▶ OBJECTIVE: Count the lines below that contain "Without". Give only the number.

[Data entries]
——

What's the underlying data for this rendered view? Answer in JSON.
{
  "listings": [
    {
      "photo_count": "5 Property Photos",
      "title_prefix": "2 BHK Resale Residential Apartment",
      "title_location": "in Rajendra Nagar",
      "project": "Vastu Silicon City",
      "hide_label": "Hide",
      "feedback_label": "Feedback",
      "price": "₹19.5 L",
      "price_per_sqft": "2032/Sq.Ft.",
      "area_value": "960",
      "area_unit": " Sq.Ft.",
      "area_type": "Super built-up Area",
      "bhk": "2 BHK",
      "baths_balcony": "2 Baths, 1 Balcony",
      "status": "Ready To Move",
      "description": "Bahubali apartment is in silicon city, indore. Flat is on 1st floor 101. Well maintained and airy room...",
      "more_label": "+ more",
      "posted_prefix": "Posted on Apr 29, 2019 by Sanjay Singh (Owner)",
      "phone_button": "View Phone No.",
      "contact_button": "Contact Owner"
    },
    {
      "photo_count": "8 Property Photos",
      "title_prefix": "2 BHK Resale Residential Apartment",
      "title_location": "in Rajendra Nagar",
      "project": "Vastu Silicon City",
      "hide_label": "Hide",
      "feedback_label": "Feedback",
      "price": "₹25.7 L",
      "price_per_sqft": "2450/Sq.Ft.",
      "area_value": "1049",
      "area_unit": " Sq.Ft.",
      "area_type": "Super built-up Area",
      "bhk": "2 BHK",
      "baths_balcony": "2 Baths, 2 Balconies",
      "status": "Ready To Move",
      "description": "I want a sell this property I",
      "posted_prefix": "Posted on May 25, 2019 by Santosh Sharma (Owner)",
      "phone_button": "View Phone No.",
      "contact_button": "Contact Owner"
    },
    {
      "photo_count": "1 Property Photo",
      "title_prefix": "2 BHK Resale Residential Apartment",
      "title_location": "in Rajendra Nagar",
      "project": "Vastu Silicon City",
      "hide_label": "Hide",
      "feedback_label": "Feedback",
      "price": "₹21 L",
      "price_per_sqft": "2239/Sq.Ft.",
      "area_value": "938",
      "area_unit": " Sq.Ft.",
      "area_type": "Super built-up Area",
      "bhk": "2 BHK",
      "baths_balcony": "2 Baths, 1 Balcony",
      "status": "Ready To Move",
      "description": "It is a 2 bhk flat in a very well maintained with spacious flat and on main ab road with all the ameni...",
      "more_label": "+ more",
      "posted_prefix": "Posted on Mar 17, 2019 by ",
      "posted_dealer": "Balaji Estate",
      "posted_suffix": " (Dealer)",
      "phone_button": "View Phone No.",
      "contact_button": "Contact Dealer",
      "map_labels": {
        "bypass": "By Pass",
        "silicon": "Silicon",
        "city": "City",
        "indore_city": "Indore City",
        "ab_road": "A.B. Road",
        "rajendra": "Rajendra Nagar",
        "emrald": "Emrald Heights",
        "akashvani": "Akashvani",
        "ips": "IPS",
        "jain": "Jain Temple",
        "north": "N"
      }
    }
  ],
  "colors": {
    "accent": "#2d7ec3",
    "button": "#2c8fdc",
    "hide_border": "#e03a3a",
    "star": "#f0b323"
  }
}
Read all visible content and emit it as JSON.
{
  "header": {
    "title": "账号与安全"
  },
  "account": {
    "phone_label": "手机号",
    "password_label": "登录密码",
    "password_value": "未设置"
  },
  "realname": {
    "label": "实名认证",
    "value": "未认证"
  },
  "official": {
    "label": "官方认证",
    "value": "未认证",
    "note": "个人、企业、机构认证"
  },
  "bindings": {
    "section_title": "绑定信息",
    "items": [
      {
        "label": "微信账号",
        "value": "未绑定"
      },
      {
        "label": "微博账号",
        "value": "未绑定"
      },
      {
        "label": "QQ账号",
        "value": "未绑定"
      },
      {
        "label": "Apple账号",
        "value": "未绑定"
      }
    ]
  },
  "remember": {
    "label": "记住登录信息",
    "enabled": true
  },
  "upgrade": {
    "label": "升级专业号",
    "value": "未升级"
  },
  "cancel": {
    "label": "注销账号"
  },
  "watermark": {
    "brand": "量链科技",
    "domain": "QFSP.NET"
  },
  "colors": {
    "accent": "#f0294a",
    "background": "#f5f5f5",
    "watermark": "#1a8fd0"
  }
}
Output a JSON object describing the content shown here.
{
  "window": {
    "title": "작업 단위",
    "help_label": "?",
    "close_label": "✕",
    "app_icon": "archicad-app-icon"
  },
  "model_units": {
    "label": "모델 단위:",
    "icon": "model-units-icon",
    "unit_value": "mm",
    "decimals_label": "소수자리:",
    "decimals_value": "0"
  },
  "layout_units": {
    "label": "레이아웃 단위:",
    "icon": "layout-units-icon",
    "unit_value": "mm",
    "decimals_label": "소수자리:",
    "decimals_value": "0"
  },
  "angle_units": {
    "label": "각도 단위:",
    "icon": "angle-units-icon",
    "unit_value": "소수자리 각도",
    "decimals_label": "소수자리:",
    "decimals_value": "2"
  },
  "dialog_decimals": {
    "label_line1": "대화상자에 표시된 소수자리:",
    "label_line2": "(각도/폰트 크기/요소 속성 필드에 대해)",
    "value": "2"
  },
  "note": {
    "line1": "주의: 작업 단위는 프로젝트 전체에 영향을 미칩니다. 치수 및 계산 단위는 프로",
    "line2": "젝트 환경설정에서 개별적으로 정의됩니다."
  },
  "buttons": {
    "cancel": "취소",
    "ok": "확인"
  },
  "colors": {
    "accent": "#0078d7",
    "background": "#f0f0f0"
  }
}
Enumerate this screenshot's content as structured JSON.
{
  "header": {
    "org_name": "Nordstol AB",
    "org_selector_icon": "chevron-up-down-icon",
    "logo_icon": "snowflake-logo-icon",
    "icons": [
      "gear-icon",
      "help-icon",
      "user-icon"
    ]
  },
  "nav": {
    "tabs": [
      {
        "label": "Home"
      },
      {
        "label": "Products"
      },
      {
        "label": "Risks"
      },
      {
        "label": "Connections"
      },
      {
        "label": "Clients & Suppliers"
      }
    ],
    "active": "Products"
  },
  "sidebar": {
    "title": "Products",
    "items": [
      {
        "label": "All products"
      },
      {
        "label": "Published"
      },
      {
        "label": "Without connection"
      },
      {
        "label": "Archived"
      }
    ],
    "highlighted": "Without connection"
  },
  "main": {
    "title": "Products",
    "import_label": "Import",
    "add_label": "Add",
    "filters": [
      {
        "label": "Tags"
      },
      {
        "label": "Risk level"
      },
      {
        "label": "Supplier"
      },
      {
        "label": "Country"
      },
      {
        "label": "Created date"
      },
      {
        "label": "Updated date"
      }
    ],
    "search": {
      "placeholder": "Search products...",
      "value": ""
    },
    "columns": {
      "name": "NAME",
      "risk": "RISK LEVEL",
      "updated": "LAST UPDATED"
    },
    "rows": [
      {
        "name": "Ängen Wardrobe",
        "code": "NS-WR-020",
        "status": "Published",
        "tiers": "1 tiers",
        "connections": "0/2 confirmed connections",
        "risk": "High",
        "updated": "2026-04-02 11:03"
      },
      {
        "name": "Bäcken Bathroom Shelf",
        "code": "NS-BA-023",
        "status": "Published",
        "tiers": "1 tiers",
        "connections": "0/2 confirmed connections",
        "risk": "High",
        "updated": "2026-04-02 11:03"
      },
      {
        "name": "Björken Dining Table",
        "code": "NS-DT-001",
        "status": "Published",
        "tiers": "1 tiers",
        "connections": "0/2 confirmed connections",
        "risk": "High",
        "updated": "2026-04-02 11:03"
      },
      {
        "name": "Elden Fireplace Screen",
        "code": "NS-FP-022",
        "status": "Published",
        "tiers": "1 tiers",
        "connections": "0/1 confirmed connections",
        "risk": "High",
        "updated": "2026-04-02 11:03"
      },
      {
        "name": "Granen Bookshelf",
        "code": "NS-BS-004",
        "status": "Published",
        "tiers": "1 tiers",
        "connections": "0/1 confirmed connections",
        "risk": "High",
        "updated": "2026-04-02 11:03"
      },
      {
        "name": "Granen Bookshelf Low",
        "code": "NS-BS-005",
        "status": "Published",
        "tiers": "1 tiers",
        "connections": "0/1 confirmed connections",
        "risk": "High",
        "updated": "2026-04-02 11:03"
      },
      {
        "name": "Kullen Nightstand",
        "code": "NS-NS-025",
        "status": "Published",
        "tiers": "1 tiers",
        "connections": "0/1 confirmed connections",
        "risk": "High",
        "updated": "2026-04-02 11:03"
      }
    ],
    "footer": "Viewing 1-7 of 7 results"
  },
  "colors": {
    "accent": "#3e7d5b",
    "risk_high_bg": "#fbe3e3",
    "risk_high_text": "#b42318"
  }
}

——

▶ COMPLETED TASK: 2